### Exercise
Report the count of lines below that include "future", without any other text.

================================

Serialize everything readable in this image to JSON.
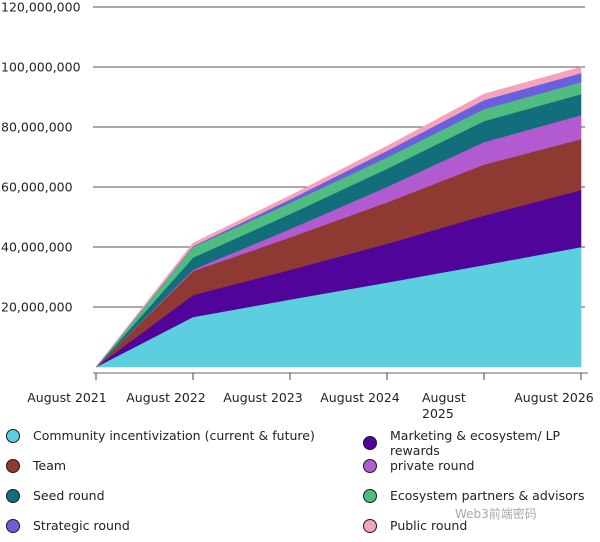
{
  "chart_data": {
    "type": "area",
    "stacked": true,
    "title": "",
    "xlabel": "",
    "ylabel": "",
    "categories": [
      "August 2021",
      "August 2022",
      "August 2023",
      "August 2024",
      "August 2025",
      "August 2026"
    ],
    "category_display": [
      [
        "August 2021"
      ],
      [
        "August 2022"
      ],
      [
        "August 2023"
      ],
      [
        "August 2024"
      ],
      [
        "August",
        "2025"
      ],
      [
        "August 2026"
      ]
    ],
    "ylim": [
      0,
      120000000
    ],
    "yticks": [
      20000000,
      40000000,
      60000000,
      80000000,
      100000000,
      120000000
    ],
    "ytick_labels": [
      "20,000,000",
      "40,000,000",
      "60,000,000",
      "80,000,000",
      "100,000,000",
      "120,000,000"
    ],
    "grid": true,
    "legend_position": "bottom",
    "series": [
      {
        "name": "Community incentivization (current & future)",
        "color": "#5bcfe0",
        "values": [
          0,
          16700000,
          22500000,
          28200000,
          34000000,
          40000000
        ]
      },
      {
        "name": "Marketing & ecosystem/ LP rewards",
        "color": "#50049a",
        "values": [
          0,
          7300000,
          9900000,
          12900000,
          16500000,
          19000000
        ]
      },
      {
        "name": "Team",
        "color": "#8e3a33",
        "values": [
          0,
          8000000,
          10800000,
          13800000,
          17000000,
          17000000
        ]
      },
      {
        "name": "private round",
        "color": "#b25ad0",
        "values": [
          0,
          500000,
          2800000,
          5200000,
          7500000,
          8000000
        ]
      },
      {
        "name": "Seed round",
        "color": "#126e7a",
        "values": [
          0,
          4000000,
          5000000,
          6000000,
          7000000,
          7000000
        ]
      },
      {
        "name": "Ecosystem partners & advisors",
        "color": "#4fbd7f",
        "values": [
          0,
          3500000,
          3700000,
          3800000,
          4000000,
          4000000
        ]
      },
      {
        "name": "Strategic round",
        "color": "#6a5fde",
        "values": [
          0,
          300000,
          1200000,
          2200000,
          3000000,
          3000000
        ]
      },
      {
        "name": "Public round",
        "color": "#f4a3ba",
        "values": [
          0,
          1000000,
          1200000,
          1500000,
          2000000,
          2000000
        ]
      }
    ]
  },
  "legend": {
    "items": [
      {
        "label": "Community incentivization (current & future)",
        "color": "#5bcfe0"
      },
      {
        "label": "Marketing & ecosystem/ LP rewards",
        "color": "#50049a"
      },
      {
        "label": "Team",
        "color": "#8e3a33"
      },
      {
        "label": "private round",
        "color": "#b25ad0"
      },
      {
        "label": "Seed round",
        "color": "#126e7a"
      },
      {
        "label": "Ecosystem partners & advisors",
        "color": "#4fbd7f"
      },
      {
        "label": "Strategic round",
        "color": "#6a5fde"
      },
      {
        "label": "Public round",
        "color": "#f4a3ba"
      }
    ]
  },
  "watermark": {
    "text": "Web3前端密码"
  }
}
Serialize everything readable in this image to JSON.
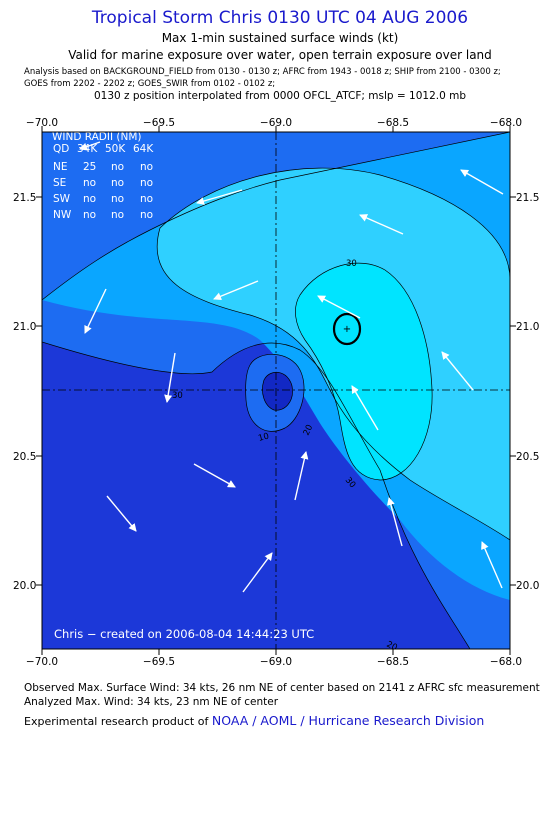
{
  "header": {
    "title": "Tropical Storm Chris 0130 UTC 04 AUG 2006",
    "subtitle1": "Max 1-min sustained surface winds (kt)",
    "subtitle2": "Valid for marine exposure over water, open terrain exposure over land",
    "analysis_line1": "Analysis based on  BACKGROUND_FIELD from 0130 - 0130 z;  AFRC from 1943 - 0018 z;  SHIP from 2100 - 0300 z;",
    "analysis_line2": "GOES from 2202 - 2202 z;  GOES_SWIR from 0102 - 0102 z;",
    "interp_line": "0130 z position interpolated from 0000 OFCL_ATCF; mslp = 1012.0 mb"
  },
  "map": {
    "x_ticks": [
      "−70.0",
      "−69.5",
      "−69.0",
      "−68.5",
      "−68.0"
    ],
    "y_ticks": [
      "21.5",
      "21.0",
      "20.5",
      "20.0"
    ],
    "contour_labels": [
      "30",
      "30",
      "30",
      "20",
      "10",
      "20"
    ],
    "wind_radii": {
      "title": "WIND RADII (NM)",
      "header": [
        "QD",
        "34K",
        "50K",
        "64K"
      ],
      "rows": [
        [
          "NE",
          "25",
          "no",
          "no"
        ],
        [
          "SE",
          "no",
          "no",
          "no"
        ],
        [
          "SW",
          "no",
          "no",
          "no"
        ],
        [
          "NW",
          "no",
          "no",
          "no"
        ]
      ]
    },
    "credit": "Chris − created on 2006-08-04 14:44:23 UTC",
    "colors": {
      "deep": "#1c38d8",
      "mid": "#1d6cf2",
      "light": "#0aa6ff",
      "lighter": "#2fd0ff",
      "lightest": "#00e4ff",
      "core": "#1228c4"
    }
  },
  "footer": {
    "observed": "Observed Max. Surface Wind: 34 kts, 26 nm NE of center based on 2141 z AFRC sfc measurement",
    "analyzed": "Analyzed Max. Wind: 34 kts, 23 nm NE of center",
    "experimental_prefix": "Experimental research product of",
    "org": "NOAA / AOML / Hurricane Research Division"
  }
}
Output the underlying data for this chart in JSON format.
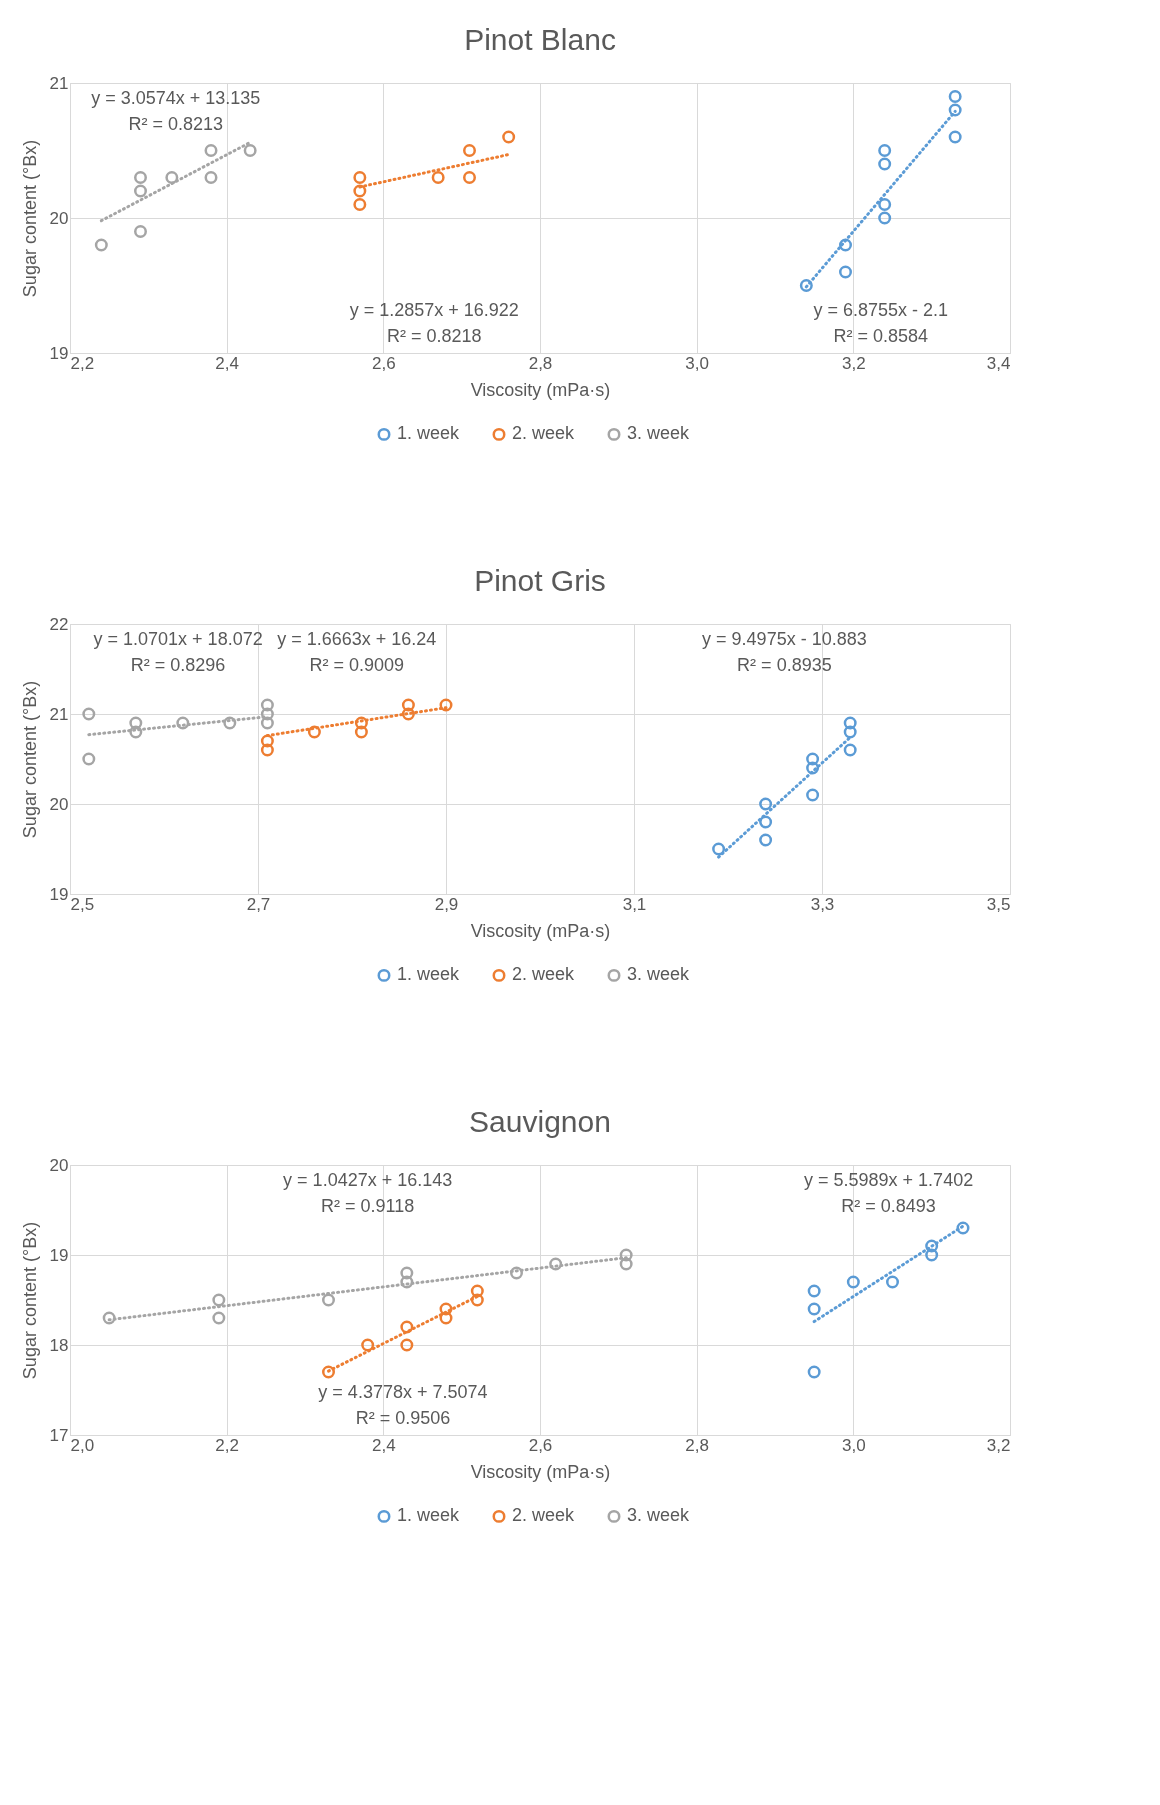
{
  "chart_data": [
    {
      "type": "scatter",
      "title": "Pinot Blanc",
      "xlabel": "Viscosity (mPa·s)",
      "ylabel": "Sugar content (°Bx)",
      "xlim": [
        2.2,
        3.4
      ],
      "ylim": [
        19,
        21
      ],
      "xticks": [
        {
          "value": 2.2,
          "label": "2,2"
        },
        {
          "value": 2.4,
          "label": "2,4"
        },
        {
          "value": 2.6,
          "label": "2,6"
        },
        {
          "value": 2.8,
          "label": "2,8"
        },
        {
          "value": 3.0,
          "label": "3,0"
        },
        {
          "value": 3.2,
          "label": "3,2"
        },
        {
          "value": 3.4,
          "label": "3,4"
        }
      ],
      "yticks": [
        19,
        20,
        21
      ],
      "grid": true,
      "legend": "bottom",
      "marker": "circle",
      "series": [
        {
          "name": "1. week",
          "color": "#5b9bd5",
          "x": [
            3.14,
            3.19,
            3.19,
            3.24,
            3.24,
            3.24,
            3.24,
            3.33,
            3.33,
            3.33
          ],
          "values": [
            19.5,
            19.6,
            19.8,
            20.0,
            20.1,
            20.4,
            20.5,
            20.6,
            20.8,
            20.9
          ]
        },
        {
          "name": "2. week",
          "color": "#ed7d31",
          "x": [
            2.57,
            2.57,
            2.57,
            2.67,
            2.71,
            2.71,
            2.76
          ],
          "values": [
            20.1,
            20.2,
            20.3,
            20.3,
            20.3,
            20.5,
            20.6
          ]
        },
        {
          "name": "3. week",
          "color": "#a5a5a5",
          "x": [
            2.24,
            2.29,
            2.29,
            2.29,
            2.33,
            2.38,
            2.38,
            2.43
          ],
          "values": [
            19.8,
            19.9,
            20.2,
            20.3,
            20.3,
            20.3,
            20.5,
            20.5
          ]
        },
        {
          "type": "line",
          "marker": "none",
          "line_style": "dotted",
          "color": "#a5a5a5",
          "x": [
            2.24,
            2.43
          ],
          "values": [
            19.98,
            20.56
          ]
        },
        {
          "type": "line",
          "marker": "none",
          "line_style": "dotted",
          "color": "#ed7d31",
          "x": [
            2.57,
            2.76
          ],
          "values": [
            20.23,
            20.47
          ]
        },
        {
          "type": "line",
          "marker": "none",
          "line_style": "dotted",
          "color": "#5b9bd5",
          "x": [
            3.14,
            3.33
          ],
          "values": [
            19.49,
            20.79
          ]
        }
      ],
      "annotations": [
        "y = 3.0574x + 13.135",
        "R² = 0.8213",
        "y = 1.2857x + 16.922",
        "R² = 0.8218",
        "y = 6.8755x - 2.1",
        "R² = 0.8584"
      ]
    },
    {
      "type": "scatter",
      "title": "Pinot Gris",
      "xlabel": "Viscosity (mPa·s)",
      "ylabel": "Sugar content (°Bx)",
      "xlim": [
        2.5,
        3.5
      ],
      "ylim": [
        19,
        22
      ],
      "xticks": [
        {
          "value": 2.5,
          "label": "2,5"
        },
        {
          "value": 2.7,
          "label": "2,7"
        },
        {
          "value": 2.9,
          "label": "2,9"
        },
        {
          "value": 3.1,
          "label": "3,1"
        },
        {
          "value": 3.3,
          "label": "3,3"
        },
        {
          "value": 3.5,
          "label": "3,5"
        }
      ],
      "yticks": [
        19,
        20,
        21,
        22
      ],
      "grid": true,
      "legend": "bottom",
      "marker": "circle",
      "series": [
        {
          "name": "1. week",
          "color": "#5b9bd5",
          "x": [
            3.19,
            3.24,
            3.24,
            3.24,
            3.29,
            3.29,
            3.29,
            3.33,
            3.33,
            3.33
          ],
          "values": [
            19.5,
            19.6,
            19.8,
            20.0,
            20.1,
            20.4,
            20.5,
            20.6,
            20.8,
            20.9
          ]
        },
        {
          "name": "2. week",
          "color": "#ed7d31",
          "x": [
            2.71,
            2.71,
            2.76,
            2.81,
            2.81,
            2.86,
            2.86,
            2.9
          ],
          "values": [
            20.6,
            20.7,
            20.8,
            20.8,
            20.9,
            21.0,
            21.1,
            21.1
          ]
        },
        {
          "name": "3. week",
          "color": "#a5a5a5",
          "x": [
            2.52,
            2.52,
            2.57,
            2.57,
            2.62,
            2.67,
            2.71,
            2.71,
            2.71
          ],
          "values": [
            20.5,
            21.0,
            20.8,
            20.9,
            20.9,
            20.9,
            20.9,
            21.0,
            21.1
          ]
        },
        {
          "type": "line",
          "marker": "none",
          "line_style": "dotted",
          "color": "#a5a5a5",
          "x": [
            2.52,
            2.71
          ],
          "values": [
            20.77,
            20.97
          ]
        },
        {
          "type": "line",
          "marker": "none",
          "line_style": "dotted",
          "color": "#ed7d31",
          "x": [
            2.71,
            2.9
          ],
          "values": [
            20.76,
            21.07
          ]
        },
        {
          "type": "line",
          "marker": "none",
          "line_style": "dotted",
          "color": "#5b9bd5",
          "x": [
            3.19,
            3.33
          ],
          "values": [
            19.41,
            20.74
          ]
        }
      ],
      "annotations": [
        "y = 1.0701x + 18.072",
        "R² = 0.8296",
        "y = 1.6663x + 16.24",
        "R² = 0.9009",
        "y = 9.4975x - 10.883",
        "R² = 0.8935"
      ]
    },
    {
      "type": "scatter",
      "title": "Sauvignon",
      "xlabel": "Viscosity (mPa·s)",
      "ylabel": "Sugar content (°Bx)",
      "xlim": [
        2.0,
        3.2
      ],
      "ylim": [
        17,
        20
      ],
      "xticks": [
        {
          "value": 2.0,
          "label": "2,0"
        },
        {
          "value": 2.2,
          "label": "2,2"
        },
        {
          "value": 2.4,
          "label": "2,4"
        },
        {
          "value": 2.6,
          "label": "2,6"
        },
        {
          "value": 2.8,
          "label": "2,8"
        },
        {
          "value": 3.0,
          "label": "3,0"
        },
        {
          "value": 3.2,
          "label": "3,2"
        }
      ],
      "yticks": [
        17,
        18,
        19,
        20
      ],
      "grid": true,
      "legend": "bottom",
      "marker": "circle",
      "series": [
        {
          "name": "1. week",
          "color": "#5b9bd5",
          "x": [
            2.95,
            2.95,
            2.95,
            3.0,
            3.05,
            3.1,
            3.1,
            3.14
          ],
          "values": [
            17.7,
            18.4,
            18.6,
            18.7,
            18.7,
            19.0,
            19.1,
            19.3
          ]
        },
        {
          "name": "2. week",
          "color": "#ed7d31",
          "x": [
            2.33,
            2.38,
            2.43,
            2.43,
            2.48,
            2.48,
            2.52,
            2.52
          ],
          "values": [
            17.7,
            18.0,
            18.0,
            18.2,
            18.3,
            18.4,
            18.5,
            18.6
          ]
        },
        {
          "name": "3. week",
          "color": "#a5a5a5",
          "x": [
            2.05,
            2.19,
            2.19,
            2.33,
            2.43,
            2.43,
            2.57,
            2.62,
            2.71,
            2.71
          ],
          "values": [
            18.3,
            18.3,
            18.5,
            18.5,
            18.7,
            18.8,
            18.8,
            18.9,
            18.9,
            19.0
          ]
        },
        {
          "type": "line",
          "marker": "none",
          "line_style": "dotted",
          "color": "#a5a5a5",
          "x": [
            2.05,
            2.71
          ],
          "values": [
            18.28,
            18.97
          ]
        },
        {
          "type": "line",
          "marker": "none",
          "line_style": "dotted",
          "color": "#ed7d31",
          "x": [
            2.33,
            2.52
          ],
          "values": [
            17.71,
            18.54
          ]
        },
        {
          "type": "line",
          "marker": "none",
          "line_style": "dotted",
          "color": "#5b9bd5",
          "x": [
            2.95,
            3.14
          ],
          "values": [
            18.26,
            19.32
          ]
        }
      ],
      "annotations": [
        "y = 1.0427x + 16.143",
        "R² = 0.9118",
        "y = 4.3778x + 7.5074",
        "R² = 0.9506",
        "y = 5.5989x + 1.7402",
        "R² = 0.8493"
      ]
    }
  ]
}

================================

### Result of this exercise
2